::: Ausgangstext

Und wieder das Ganze von hinten aufrollen und doch noch was schaffen

Um mit einem klaren Kopf weiterproben zu können, starten wir als erstes eine Aufräumaktion. Bei lauter Musik wird einmal durchgelüftet, werden Brainstormzettel geordnet und neu aufgehängt, Bücher sortiert, Becher gespült, Kabel zusammengerollt und Müll weggeschmissen.
Zuletzt werden die gestrigen Notizen von den jeweiligen Zeiten übersichtlich an eine Seite gelegt.
Ahhh….Freiheit. Zumindest ein bisschen. Und da heute auch endlich mal wieder schönes Wetter ist, stellen wir uns zum Aufwärmtraining raus in die Sonne. Das tut schon mal gut und wir werden alle etwas fitter, hoffentlich auch im Kopf.
Bevor wir nun das Probieren beginnen, müssen wir wissen, was. Es ist schon komisch: Nach unserem kleinen Testlauf am Dienstag waren wir alle sehr erstaunt und froh, wie gut es funktioniert hat. Am Tag darauf haben Eva, Karo und ich die Gespräche mit den Zuschauern und mit Winni ausgewertet und erdachten Verbesserungen und gingen dabei schon sehr ins Detail. Wir mochten unsere Spielidee und waren uns sicher nun länger daran arbeiten zu können und nach und nach Teile zu verbessern und hinzuzufügen. Es wurde konkret.
Auch der Inhalt wurde nun überdacht und endlich klarer: es sollte um Freiheit und Grenzen zwischen Kinder und Erwachsenen gehen. Jetzt kann man gezielt recherchieren. Erziehung, Schule, Familie in den verschiedenen Zeiten. Gut. Das wird, das wird. Dachten wir.
Und plötzlich, wie konnte das passieren:
Wir sitzen 2 Tage später da: und nur noch wirr im Kopf. Tabularasa? Nein das auch nicht. Aber keiner von uns kann sagen, was jetzt eigentlich das Spiel ist. Geht es nun um Zeitampullen oder um diesen Vertrag? Gestern hieß es, wir nehmen die Zukunft einfach aus dem Spiel, die ist nur die Verlockung. Aber bringt uns das was? Wie bekommt man wirklich ein schlüssiges Spielziel hin. Aber wenn die jetzt so gemütlich durch die Zeiten reisen, was haben Eltern und Kinder dann noch miteinander zu tun? Und was steht im Vertrag? Was soll das werden? Hat man als Spieler wirklich Motivation Vertragsfetzen zu finden?

::::::
::: Materialauszüge

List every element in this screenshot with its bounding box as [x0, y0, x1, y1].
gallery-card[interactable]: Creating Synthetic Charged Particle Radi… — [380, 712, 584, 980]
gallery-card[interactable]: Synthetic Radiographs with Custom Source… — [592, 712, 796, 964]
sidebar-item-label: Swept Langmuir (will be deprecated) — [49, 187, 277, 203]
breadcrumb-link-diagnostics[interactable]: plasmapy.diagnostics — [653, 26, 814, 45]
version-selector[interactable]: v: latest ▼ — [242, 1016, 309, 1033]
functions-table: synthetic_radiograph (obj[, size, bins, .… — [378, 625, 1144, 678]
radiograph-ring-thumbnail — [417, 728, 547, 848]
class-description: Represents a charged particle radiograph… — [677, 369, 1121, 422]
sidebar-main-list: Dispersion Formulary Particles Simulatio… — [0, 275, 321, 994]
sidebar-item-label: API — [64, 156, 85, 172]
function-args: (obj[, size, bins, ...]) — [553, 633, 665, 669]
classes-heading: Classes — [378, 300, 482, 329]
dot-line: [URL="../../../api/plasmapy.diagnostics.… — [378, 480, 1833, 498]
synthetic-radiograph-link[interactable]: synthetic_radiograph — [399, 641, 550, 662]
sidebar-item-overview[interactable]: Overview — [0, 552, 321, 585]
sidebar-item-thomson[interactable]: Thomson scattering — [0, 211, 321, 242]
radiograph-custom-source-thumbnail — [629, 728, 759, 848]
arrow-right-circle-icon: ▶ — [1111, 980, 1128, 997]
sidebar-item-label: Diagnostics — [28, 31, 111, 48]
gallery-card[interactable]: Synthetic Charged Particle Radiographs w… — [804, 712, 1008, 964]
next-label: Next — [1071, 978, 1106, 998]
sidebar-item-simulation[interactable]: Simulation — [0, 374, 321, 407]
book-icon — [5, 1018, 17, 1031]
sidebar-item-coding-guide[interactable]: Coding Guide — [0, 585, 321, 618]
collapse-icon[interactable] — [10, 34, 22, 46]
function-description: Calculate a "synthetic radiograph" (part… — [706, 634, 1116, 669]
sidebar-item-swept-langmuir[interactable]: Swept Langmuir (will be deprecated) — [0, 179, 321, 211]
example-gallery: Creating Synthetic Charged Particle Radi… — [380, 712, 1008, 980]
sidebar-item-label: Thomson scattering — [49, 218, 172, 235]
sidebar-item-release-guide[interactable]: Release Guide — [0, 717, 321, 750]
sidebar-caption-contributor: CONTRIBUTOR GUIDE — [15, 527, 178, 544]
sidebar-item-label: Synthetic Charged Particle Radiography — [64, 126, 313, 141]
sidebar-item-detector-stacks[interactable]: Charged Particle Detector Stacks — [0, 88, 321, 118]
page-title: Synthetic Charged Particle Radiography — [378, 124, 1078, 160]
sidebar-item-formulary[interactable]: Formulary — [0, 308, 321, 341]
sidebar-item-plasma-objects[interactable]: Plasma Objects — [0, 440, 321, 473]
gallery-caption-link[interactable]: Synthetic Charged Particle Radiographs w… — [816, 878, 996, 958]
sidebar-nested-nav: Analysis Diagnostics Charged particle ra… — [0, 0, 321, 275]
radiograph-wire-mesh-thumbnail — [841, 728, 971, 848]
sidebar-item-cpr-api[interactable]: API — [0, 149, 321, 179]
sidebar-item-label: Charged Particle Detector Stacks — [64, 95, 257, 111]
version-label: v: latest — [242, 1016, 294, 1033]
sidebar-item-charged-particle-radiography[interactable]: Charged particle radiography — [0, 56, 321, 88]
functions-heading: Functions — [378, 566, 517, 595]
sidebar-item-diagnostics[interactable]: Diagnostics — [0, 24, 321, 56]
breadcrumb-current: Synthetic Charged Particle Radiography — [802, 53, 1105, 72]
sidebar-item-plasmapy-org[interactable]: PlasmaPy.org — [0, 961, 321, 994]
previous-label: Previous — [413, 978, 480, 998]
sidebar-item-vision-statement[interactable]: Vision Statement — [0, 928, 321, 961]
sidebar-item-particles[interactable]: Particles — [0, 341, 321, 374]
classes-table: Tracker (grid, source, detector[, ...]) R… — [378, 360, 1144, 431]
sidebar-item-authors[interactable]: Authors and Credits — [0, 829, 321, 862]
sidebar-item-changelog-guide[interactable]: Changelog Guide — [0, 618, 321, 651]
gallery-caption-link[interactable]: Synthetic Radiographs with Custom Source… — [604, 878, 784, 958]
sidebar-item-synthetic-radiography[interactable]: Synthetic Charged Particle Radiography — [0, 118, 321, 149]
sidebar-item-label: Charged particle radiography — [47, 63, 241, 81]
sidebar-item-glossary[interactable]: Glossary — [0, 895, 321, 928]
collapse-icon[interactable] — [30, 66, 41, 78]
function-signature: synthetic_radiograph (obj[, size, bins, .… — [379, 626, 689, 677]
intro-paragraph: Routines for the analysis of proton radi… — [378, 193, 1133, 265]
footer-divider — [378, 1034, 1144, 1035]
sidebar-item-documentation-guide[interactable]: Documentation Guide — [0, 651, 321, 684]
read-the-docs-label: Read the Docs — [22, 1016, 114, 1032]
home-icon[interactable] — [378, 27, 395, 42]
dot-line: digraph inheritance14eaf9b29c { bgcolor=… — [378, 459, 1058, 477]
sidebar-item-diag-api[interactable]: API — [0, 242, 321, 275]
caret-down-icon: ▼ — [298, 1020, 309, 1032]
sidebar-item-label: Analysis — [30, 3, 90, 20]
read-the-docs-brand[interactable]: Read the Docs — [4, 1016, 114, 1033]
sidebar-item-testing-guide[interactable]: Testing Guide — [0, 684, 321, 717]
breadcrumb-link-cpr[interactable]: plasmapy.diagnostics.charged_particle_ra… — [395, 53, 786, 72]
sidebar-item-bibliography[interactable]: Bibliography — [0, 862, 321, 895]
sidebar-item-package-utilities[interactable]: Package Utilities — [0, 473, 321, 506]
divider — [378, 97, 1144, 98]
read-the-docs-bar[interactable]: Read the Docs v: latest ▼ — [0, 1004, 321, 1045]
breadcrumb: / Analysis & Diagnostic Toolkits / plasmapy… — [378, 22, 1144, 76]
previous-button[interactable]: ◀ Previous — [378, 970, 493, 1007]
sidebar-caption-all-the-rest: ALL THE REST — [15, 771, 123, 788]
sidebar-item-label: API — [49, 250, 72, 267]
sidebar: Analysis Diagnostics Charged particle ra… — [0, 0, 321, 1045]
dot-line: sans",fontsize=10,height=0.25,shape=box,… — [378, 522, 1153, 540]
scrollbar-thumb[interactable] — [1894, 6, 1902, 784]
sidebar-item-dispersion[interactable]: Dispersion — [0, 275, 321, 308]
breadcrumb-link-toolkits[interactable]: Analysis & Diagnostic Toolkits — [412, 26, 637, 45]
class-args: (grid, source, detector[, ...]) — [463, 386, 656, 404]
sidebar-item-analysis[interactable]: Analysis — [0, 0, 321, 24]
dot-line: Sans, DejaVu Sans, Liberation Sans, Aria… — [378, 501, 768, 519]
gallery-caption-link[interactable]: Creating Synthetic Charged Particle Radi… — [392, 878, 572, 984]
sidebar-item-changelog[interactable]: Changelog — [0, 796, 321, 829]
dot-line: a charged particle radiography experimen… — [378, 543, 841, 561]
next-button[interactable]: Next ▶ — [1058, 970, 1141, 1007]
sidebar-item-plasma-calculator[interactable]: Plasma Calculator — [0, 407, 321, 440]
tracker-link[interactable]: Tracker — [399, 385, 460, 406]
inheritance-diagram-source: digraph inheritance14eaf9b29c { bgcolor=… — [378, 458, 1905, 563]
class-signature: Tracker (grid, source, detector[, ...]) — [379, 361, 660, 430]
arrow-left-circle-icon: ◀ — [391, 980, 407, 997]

::::::

Aufgaben:
(1) Fasse den Absatz aus dem Text über die Proben, der mit „Bevor wir nun das Probieren beginnen“ anfängt, kürzer zusammen und behalte dabei seine wichtigsten Fakten bei.
(2) Beantworte anhand des Textes über die Proben diese Fragen:
(a) Was geschieht beim Aufräumen mit den Brainstormzetteln?
(b) Wo findet das Aufwärmtraining statt?
(c) Worum sollte es inhaltlich gehen?
(3) Setze den Text über die Proben nach seinem letzten Satz mit einigen Sätzen fort.
Das Material spielt hierfür keine Rolle.

Lösungen:
(1) Vor dem Probieren muss klar sein, was geprobt werden soll. Nach dem Testlauf am Dienstag waren alle erstaunt und froh, wie gut er funktioniert hatte. Am Tag danach werteten Eva, Karo und die erzählende Person die Gespräche mit den Zuschauern und mit Winni aus. Dabei entwickelten sie detaillierte Verbesserungen. Sie mochten ihre Spielidee und waren sicher, länger daran arbeiten und sie nach und nach verbessern und erweitern zu können.

(2)
(a) Sie werden geordnet und neu aufgehängt.
(b) Draußen in der Sonne.
(c) Um Freiheit und Grenzen zwischen Kindern und Erwachsenen.

(3)
Hier steigen wir nun ein. Eine Diskussion über den Vertrag: Ist er vorformuliert? Um was geht es dann? Oder ist es doch ein Pakt zwischen Eltern und Kindern: Die Kinder wünschen sich etwas von den Eltern, was sie heute nicht machen können und die Eltern sich etwas von den Kindern, was sie nach deren Tod machen. Aber das gibt es schon von einem anderen Theater und hilft uns das wirklich? Aber klar ist, dass der Vertrag relevanz haben soll, für das hier und jetzt. Mit dem realen Leben etwas zu tu haben soll.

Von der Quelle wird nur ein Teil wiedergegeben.